(Data extracted from a collection)
-*-

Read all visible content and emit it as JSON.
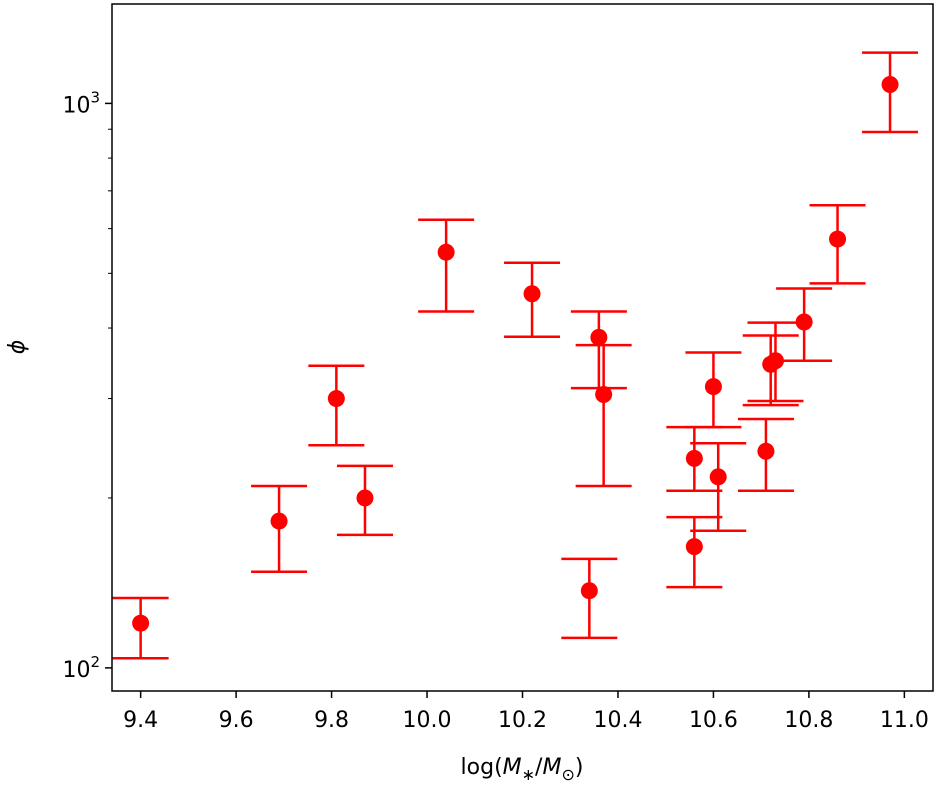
{
  "chart_data": {
    "type": "scatter",
    "title": "",
    "xlabel": "log(M∗/M⊙)",
    "ylabel": "ϕ",
    "x_scale": "linear",
    "y_scale": "log",
    "xlim": [
      9.34,
      11.06
    ],
    "ylim": [
      91,
      1500
    ],
    "x_ticks": [
      9.4,
      9.6,
      9.8,
      10.0,
      10.2,
      10.4,
      10.6,
      10.8,
      11.0
    ],
    "x_tick_labels": [
      "9.4",
      "9.6",
      "9.8",
      "10.0",
      "10.2",
      "10.4",
      "10.6",
      "10.8",
      "11.0"
    ],
    "y_ticks": [
      {
        "value": 100,
        "base": "10",
        "exp": "2"
      },
      {
        "value": 1000,
        "base": "10",
        "exp": "3"
      }
    ],
    "y_minor_ticks": [
      200,
      300,
      400,
      500,
      600,
      700,
      800,
      900
    ],
    "grid": false,
    "legend": "none",
    "series": [
      {
        "color": "#ff0000",
        "points": [
          {
            "x": 9.4,
            "y": 120,
            "lo": 104,
            "hi": 133
          },
          {
            "x": 9.69,
            "y": 182,
            "lo": 148,
            "hi": 210
          },
          {
            "x": 9.81,
            "y": 300,
            "lo": 248,
            "hi": 343
          },
          {
            "x": 9.87,
            "y": 200,
            "lo": 172,
            "hi": 228
          },
          {
            "x": 10.04,
            "y": 545,
            "lo": 428,
            "hi": 622
          },
          {
            "x": 10.22,
            "y": 460,
            "lo": 386,
            "hi": 522
          },
          {
            "x": 10.34,
            "y": 137,
            "lo": 113,
            "hi": 156
          },
          {
            "x": 10.36,
            "y": 385,
            "lo": 313,
            "hi": 428
          },
          {
            "x": 10.37,
            "y": 305,
            "lo": 210,
            "hi": 373
          },
          {
            "x": 10.56,
            "y": 235,
            "lo": 206,
            "hi": 267
          },
          {
            "x": 10.56,
            "y": 164,
            "lo": 139,
            "hi": 185
          },
          {
            "x": 10.6,
            "y": 315,
            "lo": 267,
            "hi": 362
          },
          {
            "x": 10.61,
            "y": 218,
            "lo": 175,
            "hi": 250
          },
          {
            "x": 10.71,
            "y": 242,
            "lo": 206,
            "hi": 276
          },
          {
            "x": 10.72,
            "y": 345,
            "lo": 292,
            "hi": 388
          },
          {
            "x": 10.73,
            "y": 350,
            "lo": 297,
            "hi": 409
          },
          {
            "x": 10.79,
            "y": 410,
            "lo": 350,
            "hi": 470
          },
          {
            "x": 10.86,
            "y": 575,
            "lo": 480,
            "hi": 660
          },
          {
            "x": 10.97,
            "y": 1080,
            "lo": 890,
            "hi": 1230
          }
        ]
      }
    ]
  }
}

-*-

## Set task
Set the listing down in full and exactly. Pictures within it should not appear in the copy.

## Result for this task
Read all visible content and emit it as JSON.
{
  "chart_data": {
    "type": "scatter",
    "title": "",
    "xlabel": "log(M∗/M⊙)",
    "ylabel": "ϕ",
    "x_scale": "linear",
    "y_scale": "log",
    "xlim": [
      9.34,
      11.06
    ],
    "ylim": [
      91,
      1500
    ],
    "x_ticks": [
      9.4,
      9.6,
      9.8,
      10.0,
      10.2,
      10.4,
      10.6,
      10.8,
      11.0
    ],
    "x_tick_labels": [
      "9.4",
      "9.6",
      "9.8",
      "10.0",
      "10.2",
      "10.4",
      "10.6",
      "10.8",
      "11.0"
    ],
    "y_ticks": [
      {
        "value": 100,
        "base": "10",
        "exp": "2"
      },
      {
        "value": 1000,
        "base": "10",
        "exp": "3"
      }
    ],
    "y_minor_ticks": [
      200,
      300,
      400,
      500,
      600,
      700,
      800,
      900
    ],
    "grid": false,
    "legend": "none",
    "series": [
      {
        "color": "#ff0000",
        "points": [
          {
            "x": 9.4,
            "y": 120,
            "lo": 104,
            "hi": 133
          },
          {
            "x": 9.69,
            "y": 182,
            "lo": 148,
            "hi": 210
          },
          {
            "x": 9.81,
            "y": 300,
            "lo": 248,
            "hi": 343
          },
          {
            "x": 9.87,
            "y": 200,
            "lo": 172,
            "hi": 228
          },
          {
            "x": 10.04,
            "y": 545,
            "lo": 428,
            "hi": 622
          },
          {
            "x": 10.22,
            "y": 460,
            "lo": 386,
            "hi": 522
          },
          {
            "x": 10.34,
            "y": 137,
            "lo": 113,
            "hi": 156
          },
          {
            "x": 10.36,
            "y": 385,
            "lo": 313,
            "hi": 428
          },
          {
            "x": 10.37,
            "y": 305,
            "lo": 210,
            "hi": 373
          },
          {
            "x": 10.56,
            "y": 235,
            "lo": 206,
            "hi": 267
          },
          {
            "x": 10.56,
            "y": 164,
            "lo": 139,
            "hi": 185
          },
          {
            "x": 10.6,
            "y": 315,
            "lo": 267,
            "hi": 362
          },
          {
            "x": 10.61,
            "y": 218,
            "lo": 175,
            "hi": 250
          },
          {
            "x": 10.71,
            "y": 242,
            "lo": 206,
            "hi": 276
          },
          {
            "x": 10.72,
            "y": 345,
            "lo": 292,
            "hi": 388
          },
          {
            "x": 10.73,
            "y": 350,
            "lo": 297,
            "hi": 409
          },
          {
            "x": 10.79,
            "y": 410,
            "lo": 350,
            "hi": 470
          },
          {
            "x": 10.86,
            "y": 575,
            "lo": 480,
            "hi": 660
          },
          {
            "x": 10.97,
            "y": 1080,
            "lo": 890,
            "hi": 1230
          }
        ]
      }
    ]
  }
}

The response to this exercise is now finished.